Below is a block of records: output all of them exactly and leave out the pictures.

## BEGIN Data provided

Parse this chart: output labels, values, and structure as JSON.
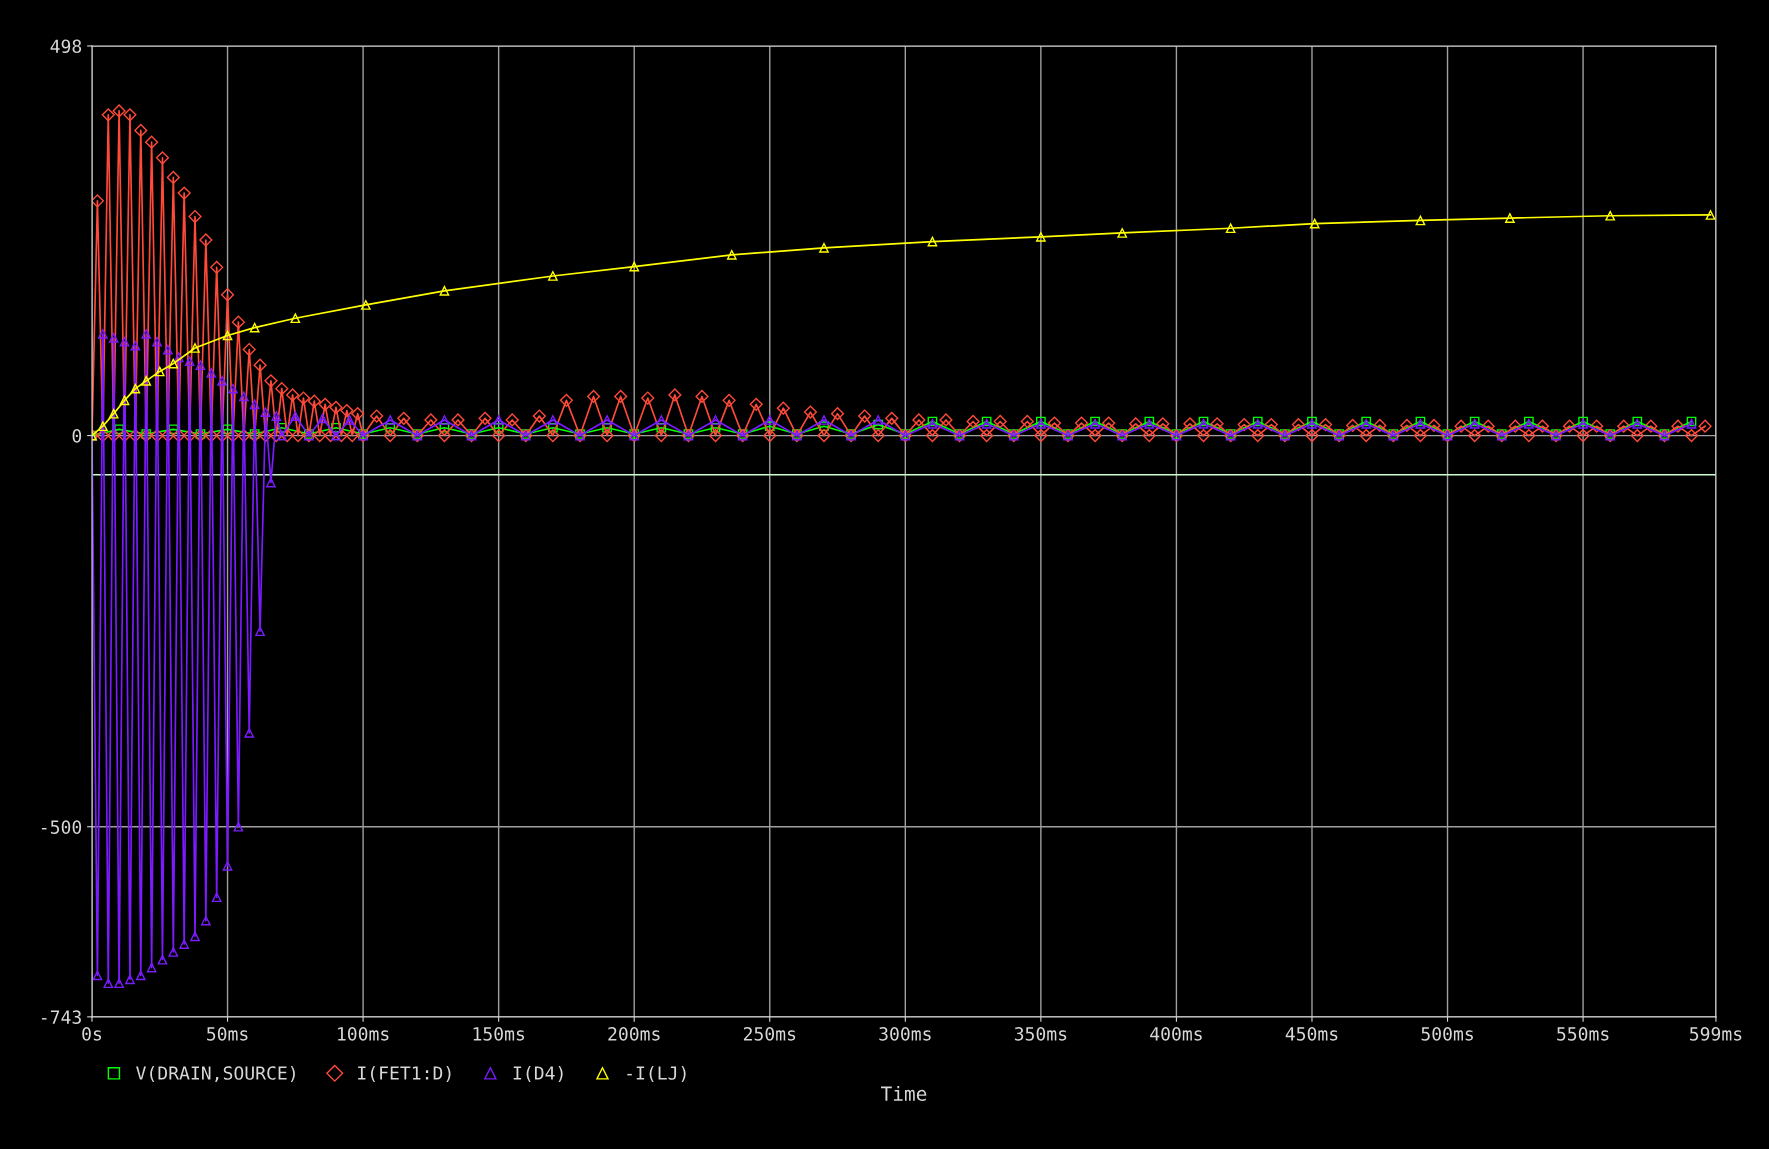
{
  "chart_data": {
    "type": "line",
    "xlabel": "Time",
    "xlim": [
      0,
      599
    ],
    "ylim": [
      -743,
      498
    ],
    "xticks": [
      {
        "value": 0,
        "label": "0s"
      },
      {
        "value": 50,
        "label": "50ms"
      },
      {
        "value": 100,
        "label": "100ms"
      },
      {
        "value": 150,
        "label": "150ms"
      },
      {
        "value": 200,
        "label": "200ms"
      },
      {
        "value": 250,
        "label": "250ms"
      },
      {
        "value": 300,
        "label": "300ms"
      },
      {
        "value": 350,
        "label": "350ms"
      },
      {
        "value": 400,
        "label": "400ms"
      },
      {
        "value": 450,
        "label": "450ms"
      },
      {
        "value": 500,
        "label": "500ms"
      },
      {
        "value": 550,
        "label": "550ms"
      },
      {
        "value": 599,
        "label": "599ms"
      }
    ],
    "yticks": [
      -743,
      -500,
      0,
      498
    ],
    "grid": true,
    "legend": "bottom",
    "line_style": "solid",
    "ref_lines": [
      {
        "axis": "y",
        "value": -50,
        "color": "#ccffcc"
      }
    ],
    "series": [
      {
        "name": "V(DRAIN,SOURCE)",
        "color": "#00ff00",
        "marker": "square",
        "x": [
          0,
          10,
          20,
          30,
          40,
          50,
          60,
          70,
          80,
          90,
          100,
          110,
          120,
          130,
          140,
          150,
          160,
          170,
          180,
          190,
          200,
          210,
          220,
          230,
          240,
          250,
          260,
          270,
          280,
          290,
          300,
          310,
          320,
          330,
          340,
          350,
          360,
          370,
          380,
          390,
          400,
          410,
          420,
          430,
          440,
          450,
          460,
          470,
          480,
          490,
          500,
          510,
          520,
          530,
          540,
          550,
          560,
          570,
          580,
          590
        ],
        "values": [
          0,
          8,
          2,
          8,
          2,
          8,
          2,
          10,
          2,
          10,
          2,
          10,
          2,
          10,
          2,
          10,
          2,
          10,
          2,
          10,
          2,
          10,
          2,
          10,
          2,
          12,
          2,
          12,
          2,
          14,
          2,
          18,
          2,
          18,
          2,
          18,
          2,
          18,
          2,
          18,
          2,
          18,
          2,
          18,
          2,
          18,
          2,
          18,
          2,
          18,
          2,
          18,
          2,
          18,
          2,
          18,
          2,
          18,
          2,
          18
        ]
      },
      {
        "name": "I(FET1:D)",
        "color": "#ff4a3a",
        "marker": "diamond",
        "x": [
          0,
          2,
          4,
          6,
          8,
          10,
          12,
          14,
          16,
          18,
          20,
          22,
          24,
          26,
          28,
          30,
          32,
          34,
          36,
          38,
          40,
          42,
          44,
          46,
          48,
          50,
          52,
          54,
          56,
          58,
          60,
          62,
          64,
          66,
          68,
          70,
          72,
          74,
          76,
          78,
          80,
          82,
          84,
          86,
          88,
          90,
          92,
          94,
          96,
          98,
          100,
          105,
          110,
          115,
          120,
          125,
          130,
          135,
          140,
          145,
          150,
          155,
          160,
          165,
          170,
          175,
          180,
          185,
          190,
          195,
          200,
          205,
          210,
          215,
          220,
          225,
          230,
          235,
          240,
          245,
          250,
          255,
          260,
          265,
          270,
          275,
          280,
          285,
          290,
          295,
          300,
          305,
          310,
          315,
          320,
          325,
          330,
          335,
          340,
          345,
          350,
          355,
          360,
          365,
          370,
          375,
          380,
          385,
          390,
          395,
          400,
          405,
          410,
          415,
          420,
          425,
          430,
          435,
          440,
          445,
          450,
          455,
          460,
          465,
          470,
          475,
          480,
          485,
          490,
          495,
          500,
          505,
          510,
          515,
          520,
          525,
          530,
          535,
          540,
          545,
          550,
          555,
          560,
          565,
          570,
          575,
          580,
          585,
          590,
          595
        ],
        "values": [
          0,
          300,
          0,
          410,
          0,
          415,
          0,
          410,
          0,
          390,
          0,
          375,
          0,
          355,
          0,
          330,
          0,
          310,
          0,
          280,
          0,
          250,
          0,
          215,
          0,
          180,
          0,
          145,
          0,
          110,
          0,
          90,
          0,
          70,
          0,
          60,
          0,
          52,
          0,
          48,
          0,
          44,
          0,
          40,
          0,
          36,
          0,
          32,
          0,
          28,
          0,
          25,
          0,
          22,
          0,
          20,
          0,
          20,
          0,
          22,
          0,
          20,
          0,
          25,
          0,
          45,
          0,
          50,
          0,
          50,
          0,
          48,
          0,
          52,
          0,
          50,
          0,
          45,
          0,
          40,
          0,
          35,
          0,
          30,
          0,
          28,
          0,
          25,
          0,
          22,
          0,
          20,
          0,
          20,
          0,
          18,
          0,
          18,
          0,
          18,
          0,
          16,
          0,
          16,
          0,
          16,
          0,
          15,
          0,
          15,
          0,
          15,
          0,
          15,
          0,
          14,
          0,
          14,
          0,
          14,
          0,
          14,
          0,
          13,
          0,
          13,
          0,
          13,
          0,
          13,
          0,
          12,
          0,
          12,
          0,
          12,
          0,
          12,
          0,
          12,
          0,
          12,
          0,
          12,
          0,
          12,
          0,
          12,
          0,
          12
        ]
      },
      {
        "name": "I(D4)",
        "color": "#7a1cff",
        "marker": "triangle",
        "x": [
          0,
          2,
          4,
          6,
          8,
          10,
          12,
          14,
          16,
          18,
          20,
          22,
          24,
          26,
          28,
          30,
          32,
          34,
          36,
          38,
          40,
          42,
          44,
          46,
          48,
          50,
          52,
          54,
          56,
          58,
          60,
          62,
          64,
          66,
          68,
          70,
          75,
          80,
          85,
          90,
          95,
          100,
          110,
          120,
          130,
          140,
          150,
          160,
          170,
          180,
          190,
          200,
          210,
          220,
          230,
          240,
          250,
          260,
          270,
          280,
          290,
          300,
          310,
          320,
          330,
          340,
          350,
          360,
          370,
          380,
          390,
          400,
          410,
          420,
          430,
          440,
          450,
          460,
          470,
          480,
          490,
          500,
          510,
          520,
          530,
          540,
          550,
          560,
          570,
          580,
          590
        ],
        "values": [
          0,
          -690,
          130,
          -700,
          125,
          -700,
          120,
          -695,
          115,
          -690,
          130,
          -680,
          120,
          -670,
          110,
          -660,
          100,
          -650,
          95,
          -640,
          90,
          -620,
          80,
          -590,
          70,
          -550,
          60,
          -500,
          50,
          -380,
          40,
          -250,
          30,
          -60,
          25,
          0,
          25,
          0,
          22,
          0,
          20,
          0,
          20,
          0,
          20,
          0,
          20,
          0,
          20,
          0,
          20,
          0,
          20,
          0,
          20,
          0,
          20,
          0,
          20,
          0,
          20,
          0,
          15,
          0,
          15,
          0,
          15,
          0,
          15,
          0,
          15,
          0,
          15,
          0,
          15,
          0,
          15,
          0,
          15,
          0,
          15,
          0,
          15,
          0,
          15,
          0,
          15,
          0,
          15,
          0,
          15
        ]
      },
      {
        "name": "-I(LJ)",
        "color": "#ffff00",
        "marker": "triangle",
        "x": [
          0,
          4,
          8,
          12,
          16,
          20,
          25,
          30,
          38,
          50,
          60,
          75,
          101,
          130,
          170,
          200,
          236,
          270,
          310,
          350,
          380,
          420,
          451,
          490,
          523,
          560,
          597
        ],
        "values": [
          0,
          12,
          28,
          45,
          60,
          70,
          82,
          92,
          112,
          128,
          138,
          150,
          167,
          185,
          204,
          216,
          231,
          240,
          248,
          254,
          259,
          265,
          271,
          275,
          278,
          281,
          282
        ]
      }
    ]
  }
}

## END Data provided

The solution —
Parse this chart: output labels, values, and structure as JSON.
{
  "chart_data": {
    "type": "line",
    "xlabel": "Time",
    "xlim": [
      0,
      599
    ],
    "ylim": [
      -743,
      498
    ],
    "xticks": [
      {
        "value": 0,
        "label": "0s"
      },
      {
        "value": 50,
        "label": "50ms"
      },
      {
        "value": 100,
        "label": "100ms"
      },
      {
        "value": 150,
        "label": "150ms"
      },
      {
        "value": 200,
        "label": "200ms"
      },
      {
        "value": 250,
        "label": "250ms"
      },
      {
        "value": 300,
        "label": "300ms"
      },
      {
        "value": 350,
        "label": "350ms"
      },
      {
        "value": 400,
        "label": "400ms"
      },
      {
        "value": 450,
        "label": "450ms"
      },
      {
        "value": 500,
        "label": "500ms"
      },
      {
        "value": 550,
        "label": "550ms"
      },
      {
        "value": 599,
        "label": "599ms"
      }
    ],
    "yticks": [
      -743,
      -500,
      0,
      498
    ],
    "grid": true,
    "legend": "bottom",
    "line_style": "solid",
    "ref_lines": [
      {
        "axis": "y",
        "value": -50,
        "color": "#ccffcc"
      }
    ],
    "series": [
      {
        "name": "V(DRAIN,SOURCE)",
        "color": "#00ff00",
        "marker": "square",
        "x": [
          0,
          10,
          20,
          30,
          40,
          50,
          60,
          70,
          80,
          90,
          100,
          110,
          120,
          130,
          140,
          150,
          160,
          170,
          180,
          190,
          200,
          210,
          220,
          230,
          240,
          250,
          260,
          270,
          280,
          290,
          300,
          310,
          320,
          330,
          340,
          350,
          360,
          370,
          380,
          390,
          400,
          410,
          420,
          430,
          440,
          450,
          460,
          470,
          480,
          490,
          500,
          510,
          520,
          530,
          540,
          550,
          560,
          570,
          580,
          590
        ],
        "values": [
          0,
          8,
          2,
          8,
          2,
          8,
          2,
          10,
          2,
          10,
          2,
          10,
          2,
          10,
          2,
          10,
          2,
          10,
          2,
          10,
          2,
          10,
          2,
          10,
          2,
          12,
          2,
          12,
          2,
          14,
          2,
          18,
          2,
          18,
          2,
          18,
          2,
          18,
          2,
          18,
          2,
          18,
          2,
          18,
          2,
          18,
          2,
          18,
          2,
          18,
          2,
          18,
          2,
          18,
          2,
          18,
          2,
          18,
          2,
          18
        ]
      },
      {
        "name": "I(FET1:D)",
        "color": "#ff4a3a",
        "marker": "diamond",
        "x": [
          0,
          2,
          4,
          6,
          8,
          10,
          12,
          14,
          16,
          18,
          20,
          22,
          24,
          26,
          28,
          30,
          32,
          34,
          36,
          38,
          40,
          42,
          44,
          46,
          48,
          50,
          52,
          54,
          56,
          58,
          60,
          62,
          64,
          66,
          68,
          70,
          72,
          74,
          76,
          78,
          80,
          82,
          84,
          86,
          88,
          90,
          92,
          94,
          96,
          98,
          100,
          105,
          110,
          115,
          120,
          125,
          130,
          135,
          140,
          145,
          150,
          155,
          160,
          165,
          170,
          175,
          180,
          185,
          190,
          195,
          200,
          205,
          210,
          215,
          220,
          225,
          230,
          235,
          240,
          245,
          250,
          255,
          260,
          265,
          270,
          275,
          280,
          285,
          290,
          295,
          300,
          305,
          310,
          315,
          320,
          325,
          330,
          335,
          340,
          345,
          350,
          355,
          360,
          365,
          370,
          375,
          380,
          385,
          390,
          395,
          400,
          405,
          410,
          415,
          420,
          425,
          430,
          435,
          440,
          445,
          450,
          455,
          460,
          465,
          470,
          475,
          480,
          485,
          490,
          495,
          500,
          505,
          510,
          515,
          520,
          525,
          530,
          535,
          540,
          545,
          550,
          555,
          560,
          565,
          570,
          575,
          580,
          585,
          590,
          595
        ],
        "values": [
          0,
          300,
          0,
          410,
          0,
          415,
          0,
          410,
          0,
          390,
          0,
          375,
          0,
          355,
          0,
          330,
          0,
          310,
          0,
          280,
          0,
          250,
          0,
          215,
          0,
          180,
          0,
          145,
          0,
          110,
          0,
          90,
          0,
          70,
          0,
          60,
          0,
          52,
          0,
          48,
          0,
          44,
          0,
          40,
          0,
          36,
          0,
          32,
          0,
          28,
          0,
          25,
          0,
          22,
          0,
          20,
          0,
          20,
          0,
          22,
          0,
          20,
          0,
          25,
          0,
          45,
          0,
          50,
          0,
          50,
          0,
          48,
          0,
          52,
          0,
          50,
          0,
          45,
          0,
          40,
          0,
          35,
          0,
          30,
          0,
          28,
          0,
          25,
          0,
          22,
          0,
          20,
          0,
          20,
          0,
          18,
          0,
          18,
          0,
          18,
          0,
          16,
          0,
          16,
          0,
          16,
          0,
          15,
          0,
          15,
          0,
          15,
          0,
          15,
          0,
          14,
          0,
          14,
          0,
          14,
          0,
          14,
          0,
          13,
          0,
          13,
          0,
          13,
          0,
          13,
          0,
          12,
          0,
          12,
          0,
          12,
          0,
          12,
          0,
          12,
          0,
          12,
          0,
          12,
          0,
          12,
          0,
          12,
          0,
          12
        ]
      },
      {
        "name": "I(D4)",
        "color": "#7a1cff",
        "marker": "triangle",
        "x": [
          0,
          2,
          4,
          6,
          8,
          10,
          12,
          14,
          16,
          18,
          20,
          22,
          24,
          26,
          28,
          30,
          32,
          34,
          36,
          38,
          40,
          42,
          44,
          46,
          48,
          50,
          52,
          54,
          56,
          58,
          60,
          62,
          64,
          66,
          68,
          70,
          75,
          80,
          85,
          90,
          95,
          100,
          110,
          120,
          130,
          140,
          150,
          160,
          170,
          180,
          190,
          200,
          210,
          220,
          230,
          240,
          250,
          260,
          270,
          280,
          290,
          300,
          310,
          320,
          330,
          340,
          350,
          360,
          370,
          380,
          390,
          400,
          410,
          420,
          430,
          440,
          450,
          460,
          470,
          480,
          490,
          500,
          510,
          520,
          530,
          540,
          550,
          560,
          570,
          580,
          590
        ],
        "values": [
          0,
          -690,
          130,
          -700,
          125,
          -700,
          120,
          -695,
          115,
          -690,
          130,
          -680,
          120,
          -670,
          110,
          -660,
          100,
          -650,
          95,
          -640,
          90,
          -620,
          80,
          -590,
          70,
          -550,
          60,
          -500,
          50,
          -380,
          40,
          -250,
          30,
          -60,
          25,
          0,
          25,
          0,
          22,
          0,
          20,
          0,
          20,
          0,
          20,
          0,
          20,
          0,
          20,
          0,
          20,
          0,
          20,
          0,
          20,
          0,
          20,
          0,
          20,
          0,
          20,
          0,
          15,
          0,
          15,
          0,
          15,
          0,
          15,
          0,
          15,
          0,
          15,
          0,
          15,
          0,
          15,
          0,
          15,
          0,
          15,
          0,
          15,
          0,
          15,
          0,
          15,
          0,
          15,
          0,
          15
        ]
      },
      {
        "name": "-I(LJ)",
        "color": "#ffff00",
        "marker": "triangle",
        "x": [
          0,
          4,
          8,
          12,
          16,
          20,
          25,
          30,
          38,
          50,
          60,
          75,
          101,
          130,
          170,
          200,
          236,
          270,
          310,
          350,
          380,
          420,
          451,
          490,
          523,
          560,
          597
        ],
        "values": [
          0,
          12,
          28,
          45,
          60,
          70,
          82,
          92,
          112,
          128,
          138,
          150,
          167,
          185,
          204,
          216,
          231,
          240,
          248,
          254,
          259,
          265,
          271,
          275,
          278,
          281,
          282
        ]
      }
    ]
  }
}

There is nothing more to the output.